• _Data entries_:
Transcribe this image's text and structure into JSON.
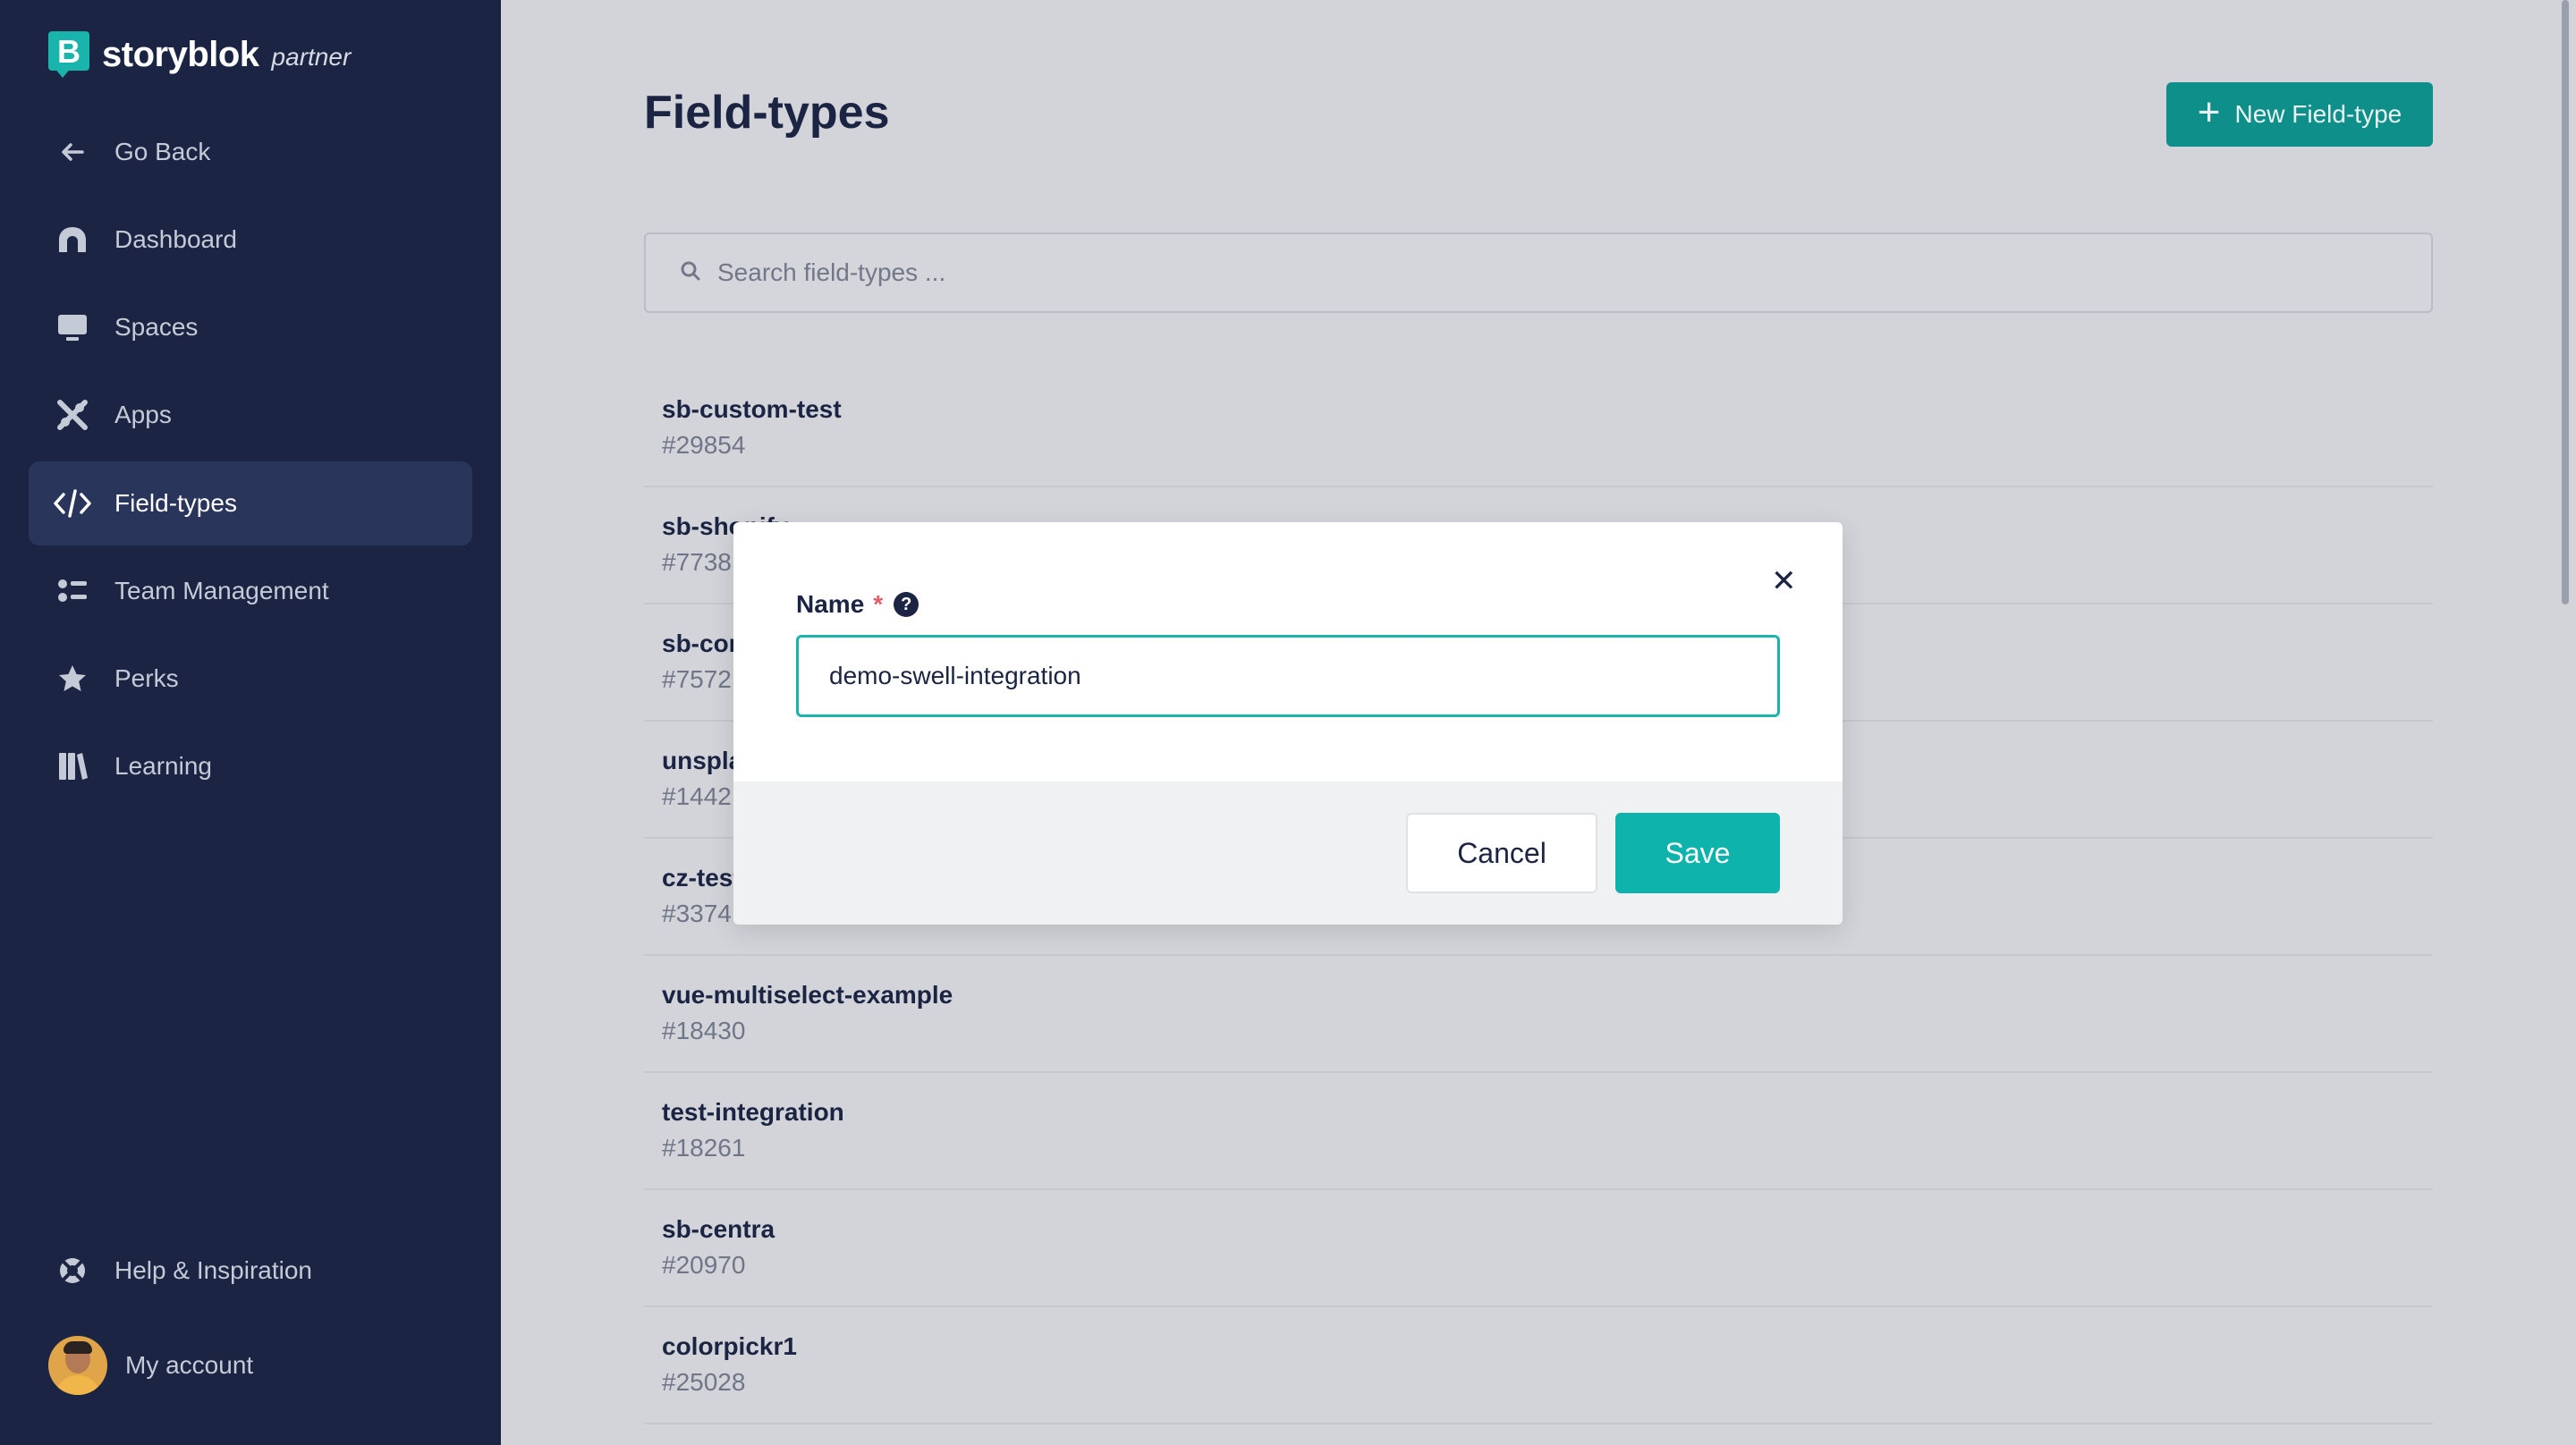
{
  "brand": {
    "name": "storyblok",
    "sub": "partner",
    "logo_letter": "B"
  },
  "sidebar": {
    "items": [
      {
        "label": "Go Back",
        "icon": "arrow-left-icon"
      },
      {
        "label": "Dashboard",
        "icon": "dashboard-icon"
      },
      {
        "label": "Spaces",
        "icon": "monitor-icon"
      },
      {
        "label": "Apps",
        "icon": "apps-icon"
      },
      {
        "label": "Field-types",
        "icon": "code-icon",
        "active": true
      },
      {
        "label": "Team Management",
        "icon": "team-icon"
      },
      {
        "label": "Perks",
        "icon": "star-icon"
      },
      {
        "label": "Learning",
        "icon": "books-icon"
      }
    ],
    "help": {
      "label": "Help & Inspiration",
      "icon": "lifebuoy-icon"
    },
    "account": {
      "label": "My account"
    }
  },
  "header": {
    "title": "Field-types",
    "new_button": {
      "label": "New Field-type",
      "icon": "plus-icon"
    }
  },
  "search": {
    "placeholder": "Search field-types ...",
    "value": ""
  },
  "field_types": [
    {
      "name": "sb-custom-test",
      "id": "#29854"
    },
    {
      "name": "sb-shopify",
      "id": "#7738"
    },
    {
      "name": "sb-commercetools",
      "id": "#7572"
    },
    {
      "name": "unsplash",
      "id": "#1442"
    },
    {
      "name": "cz-test",
      "id": "#3374"
    },
    {
      "name": "vue-multiselect-example",
      "id": "#18430"
    },
    {
      "name": "test-integration",
      "id": "#18261"
    },
    {
      "name": "sb-centra",
      "id": "#20970"
    },
    {
      "name": "colorpickr1",
      "id": "#25028"
    }
  ],
  "modal": {
    "label": "Name",
    "required_marker": "*",
    "input_value": "demo-swell-integration",
    "cancel_label": "Cancel",
    "save_label": "Save",
    "close_glyph": "✕"
  },
  "colors": {
    "sidebar_bg": "#1b2543",
    "accent": "#19b5ac",
    "primary_button": "#0f8f89"
  }
}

• _What the task requires_: Copy every line above word for word and exclude the pictures.

• _Output_:
Transcribe this image's text and structure into JSON.
{
  "brand": {
    "name": "storyblok",
    "sub": "partner",
    "logo_letter": "B"
  },
  "sidebar": {
    "items": [
      {
        "label": "Go Back",
        "icon": "arrow-left-icon"
      },
      {
        "label": "Dashboard",
        "icon": "dashboard-icon"
      },
      {
        "label": "Spaces",
        "icon": "monitor-icon"
      },
      {
        "label": "Apps",
        "icon": "apps-icon"
      },
      {
        "label": "Field-types",
        "icon": "code-icon",
        "active": true
      },
      {
        "label": "Team Management",
        "icon": "team-icon"
      },
      {
        "label": "Perks",
        "icon": "star-icon"
      },
      {
        "label": "Learning",
        "icon": "books-icon"
      }
    ],
    "help": {
      "label": "Help & Inspiration",
      "icon": "lifebuoy-icon"
    },
    "account": {
      "label": "My account"
    }
  },
  "header": {
    "title": "Field-types",
    "new_button": {
      "label": "New Field-type",
      "icon": "plus-icon"
    }
  },
  "search": {
    "placeholder": "Search field-types ...",
    "value": ""
  },
  "field_types": [
    {
      "name": "sb-custom-test",
      "id": "#29854"
    },
    {
      "name": "sb-shopify",
      "id": "#7738"
    },
    {
      "name": "sb-commercetools",
      "id": "#7572"
    },
    {
      "name": "unsplash",
      "id": "#1442"
    },
    {
      "name": "cz-test",
      "id": "#3374"
    },
    {
      "name": "vue-multiselect-example",
      "id": "#18430"
    },
    {
      "name": "test-integration",
      "id": "#18261"
    },
    {
      "name": "sb-centra",
      "id": "#20970"
    },
    {
      "name": "colorpickr1",
      "id": "#25028"
    }
  ],
  "modal": {
    "label": "Name",
    "required_marker": "*",
    "input_value": "demo-swell-integration",
    "cancel_label": "Cancel",
    "save_label": "Save",
    "close_glyph": "✕"
  },
  "colors": {
    "sidebar_bg": "#1b2543",
    "accent": "#19b5ac",
    "primary_button": "#0f8f89"
  }
}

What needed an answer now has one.